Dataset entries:
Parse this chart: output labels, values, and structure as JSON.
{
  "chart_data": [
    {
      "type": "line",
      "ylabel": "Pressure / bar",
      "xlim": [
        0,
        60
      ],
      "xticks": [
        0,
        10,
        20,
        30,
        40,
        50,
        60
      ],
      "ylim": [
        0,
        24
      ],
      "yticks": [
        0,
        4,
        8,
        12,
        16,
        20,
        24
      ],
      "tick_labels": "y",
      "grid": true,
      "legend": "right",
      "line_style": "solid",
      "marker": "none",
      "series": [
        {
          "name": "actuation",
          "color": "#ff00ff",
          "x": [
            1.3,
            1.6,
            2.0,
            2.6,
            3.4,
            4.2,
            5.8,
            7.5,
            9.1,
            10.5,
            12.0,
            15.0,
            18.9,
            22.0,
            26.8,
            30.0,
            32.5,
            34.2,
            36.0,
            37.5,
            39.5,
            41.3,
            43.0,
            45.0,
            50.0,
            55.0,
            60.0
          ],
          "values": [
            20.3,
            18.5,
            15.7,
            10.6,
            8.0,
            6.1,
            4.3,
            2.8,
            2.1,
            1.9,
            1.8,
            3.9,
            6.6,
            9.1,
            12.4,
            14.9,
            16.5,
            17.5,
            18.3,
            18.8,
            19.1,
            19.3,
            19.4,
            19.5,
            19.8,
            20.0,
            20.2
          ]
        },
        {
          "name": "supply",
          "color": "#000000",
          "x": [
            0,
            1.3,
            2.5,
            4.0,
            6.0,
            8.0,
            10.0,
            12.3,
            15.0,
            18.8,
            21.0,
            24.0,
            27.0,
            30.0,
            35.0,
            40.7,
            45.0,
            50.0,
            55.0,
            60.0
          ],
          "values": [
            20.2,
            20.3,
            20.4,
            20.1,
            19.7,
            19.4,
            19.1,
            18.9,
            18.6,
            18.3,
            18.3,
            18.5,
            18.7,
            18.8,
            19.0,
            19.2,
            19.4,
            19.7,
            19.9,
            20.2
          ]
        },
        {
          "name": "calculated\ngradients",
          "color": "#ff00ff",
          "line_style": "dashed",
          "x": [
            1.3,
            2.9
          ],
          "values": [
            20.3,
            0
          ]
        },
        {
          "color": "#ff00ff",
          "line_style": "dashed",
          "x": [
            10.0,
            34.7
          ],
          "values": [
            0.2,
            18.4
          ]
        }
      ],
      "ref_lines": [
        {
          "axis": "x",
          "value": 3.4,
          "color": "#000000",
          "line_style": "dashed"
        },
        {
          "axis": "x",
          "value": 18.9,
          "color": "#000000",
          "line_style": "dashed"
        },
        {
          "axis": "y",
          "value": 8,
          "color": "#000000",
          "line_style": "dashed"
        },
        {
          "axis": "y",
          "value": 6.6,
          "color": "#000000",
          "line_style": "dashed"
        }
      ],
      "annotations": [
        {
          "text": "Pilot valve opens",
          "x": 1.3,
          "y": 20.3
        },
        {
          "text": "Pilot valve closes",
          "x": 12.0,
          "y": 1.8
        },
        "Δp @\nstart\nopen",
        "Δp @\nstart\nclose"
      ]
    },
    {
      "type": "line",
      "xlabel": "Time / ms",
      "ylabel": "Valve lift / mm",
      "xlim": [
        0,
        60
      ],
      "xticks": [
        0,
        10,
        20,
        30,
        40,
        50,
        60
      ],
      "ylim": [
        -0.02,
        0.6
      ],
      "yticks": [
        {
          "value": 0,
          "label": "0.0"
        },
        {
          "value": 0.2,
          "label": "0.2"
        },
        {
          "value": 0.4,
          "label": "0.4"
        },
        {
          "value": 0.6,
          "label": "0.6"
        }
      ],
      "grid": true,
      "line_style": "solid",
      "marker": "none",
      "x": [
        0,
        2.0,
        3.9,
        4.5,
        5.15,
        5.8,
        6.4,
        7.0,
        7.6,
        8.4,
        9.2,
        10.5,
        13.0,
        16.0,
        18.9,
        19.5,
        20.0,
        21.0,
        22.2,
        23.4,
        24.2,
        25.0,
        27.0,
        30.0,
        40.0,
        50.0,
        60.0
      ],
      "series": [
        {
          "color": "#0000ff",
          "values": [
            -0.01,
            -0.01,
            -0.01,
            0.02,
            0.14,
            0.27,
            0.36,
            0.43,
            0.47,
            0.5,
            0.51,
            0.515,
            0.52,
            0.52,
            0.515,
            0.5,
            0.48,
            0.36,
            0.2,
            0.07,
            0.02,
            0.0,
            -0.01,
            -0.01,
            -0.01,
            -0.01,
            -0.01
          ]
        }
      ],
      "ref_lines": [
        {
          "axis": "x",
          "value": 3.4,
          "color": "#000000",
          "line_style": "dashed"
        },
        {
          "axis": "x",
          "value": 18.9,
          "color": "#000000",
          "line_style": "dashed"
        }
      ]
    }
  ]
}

▶ **What to work on**: Reproduce the listing shown above in its entirety, exactly.

▶ **Final result**:
Parse this chart: output labels, values, and structure as JSON.
{
  "chart_data": [
    {
      "type": "line",
      "ylabel": "Pressure / bar",
      "xlim": [
        0,
        60
      ],
      "xticks": [
        0,
        10,
        20,
        30,
        40,
        50,
        60
      ],
      "ylim": [
        0,
        24
      ],
      "yticks": [
        0,
        4,
        8,
        12,
        16,
        20,
        24
      ],
      "tick_labels": "y",
      "grid": true,
      "legend": "right",
      "line_style": "solid",
      "marker": "none",
      "series": [
        {
          "name": "actuation",
          "color": "#ff00ff",
          "x": [
            1.3,
            1.6,
            2.0,
            2.6,
            3.4,
            4.2,
            5.8,
            7.5,
            9.1,
            10.5,
            12.0,
            15.0,
            18.9,
            22.0,
            26.8,
            30.0,
            32.5,
            34.2,
            36.0,
            37.5,
            39.5,
            41.3,
            43.0,
            45.0,
            50.0,
            55.0,
            60.0
          ],
          "values": [
            20.3,
            18.5,
            15.7,
            10.6,
            8.0,
            6.1,
            4.3,
            2.8,
            2.1,
            1.9,
            1.8,
            3.9,
            6.6,
            9.1,
            12.4,
            14.9,
            16.5,
            17.5,
            18.3,
            18.8,
            19.1,
            19.3,
            19.4,
            19.5,
            19.8,
            20.0,
            20.2
          ]
        },
        {
          "name": "supply",
          "color": "#000000",
          "x": [
            0,
            1.3,
            2.5,
            4.0,
            6.0,
            8.0,
            10.0,
            12.3,
            15.0,
            18.8,
            21.0,
            24.0,
            27.0,
            30.0,
            35.0,
            40.7,
            45.0,
            50.0,
            55.0,
            60.0
          ],
          "values": [
            20.2,
            20.3,
            20.4,
            20.1,
            19.7,
            19.4,
            19.1,
            18.9,
            18.6,
            18.3,
            18.3,
            18.5,
            18.7,
            18.8,
            19.0,
            19.2,
            19.4,
            19.7,
            19.9,
            20.2
          ]
        },
        {
          "name": "calculated\ngradients",
          "color": "#ff00ff",
          "line_style": "dashed",
          "x": [
            1.3,
            2.9
          ],
          "values": [
            20.3,
            0
          ]
        },
        {
          "color": "#ff00ff",
          "line_style": "dashed",
          "x": [
            10.0,
            34.7
          ],
          "values": [
            0.2,
            18.4
          ]
        }
      ],
      "ref_lines": [
        {
          "axis": "x",
          "value": 3.4,
          "color": "#000000",
          "line_style": "dashed"
        },
        {
          "axis": "x",
          "value": 18.9,
          "color": "#000000",
          "line_style": "dashed"
        },
        {
          "axis": "y",
          "value": 8,
          "color": "#000000",
          "line_style": "dashed"
        },
        {
          "axis": "y",
          "value": 6.6,
          "color": "#000000",
          "line_style": "dashed"
        }
      ],
      "annotations": [
        {
          "text": "Pilot valve opens",
          "x": 1.3,
          "y": 20.3
        },
        {
          "text": "Pilot valve closes",
          "x": 12.0,
          "y": 1.8
        },
        "Δp @\nstart\nopen",
        "Δp @\nstart\nclose"
      ]
    },
    {
      "type": "line",
      "xlabel": "Time / ms",
      "ylabel": "Valve lift / mm",
      "xlim": [
        0,
        60
      ],
      "xticks": [
        0,
        10,
        20,
        30,
        40,
        50,
        60
      ],
      "ylim": [
        -0.02,
        0.6
      ],
      "yticks": [
        {
          "value": 0,
          "label": "0.0"
        },
        {
          "value": 0.2,
          "label": "0.2"
        },
        {
          "value": 0.4,
          "label": "0.4"
        },
        {
          "value": 0.6,
          "label": "0.6"
        }
      ],
      "grid": true,
      "line_style": "solid",
      "marker": "none",
      "x": [
        0,
        2.0,
        3.9,
        4.5,
        5.15,
        5.8,
        6.4,
        7.0,
        7.6,
        8.4,
        9.2,
        10.5,
        13.0,
        16.0,
        18.9,
        19.5,
        20.0,
        21.0,
        22.2,
        23.4,
        24.2,
        25.0,
        27.0,
        30.0,
        40.0,
        50.0,
        60.0
      ],
      "series": [
        {
          "color": "#0000ff",
          "values": [
            -0.01,
            -0.01,
            -0.01,
            0.02,
            0.14,
            0.27,
            0.36,
            0.43,
            0.47,
            0.5,
            0.51,
            0.515,
            0.52,
            0.52,
            0.515,
            0.5,
            0.48,
            0.36,
            0.2,
            0.07,
            0.02,
            0.0,
            -0.01,
            -0.01,
            -0.01,
            -0.01,
            -0.01
          ]
        }
      ],
      "ref_lines": [
        {
          "axis": "x",
          "value": 3.4,
          "color": "#000000",
          "line_style": "dashed"
        },
        {
          "axis": "x",
          "value": 18.9,
          "color": "#000000",
          "line_style": "dashed"
        }
      ]
    }
  ]
}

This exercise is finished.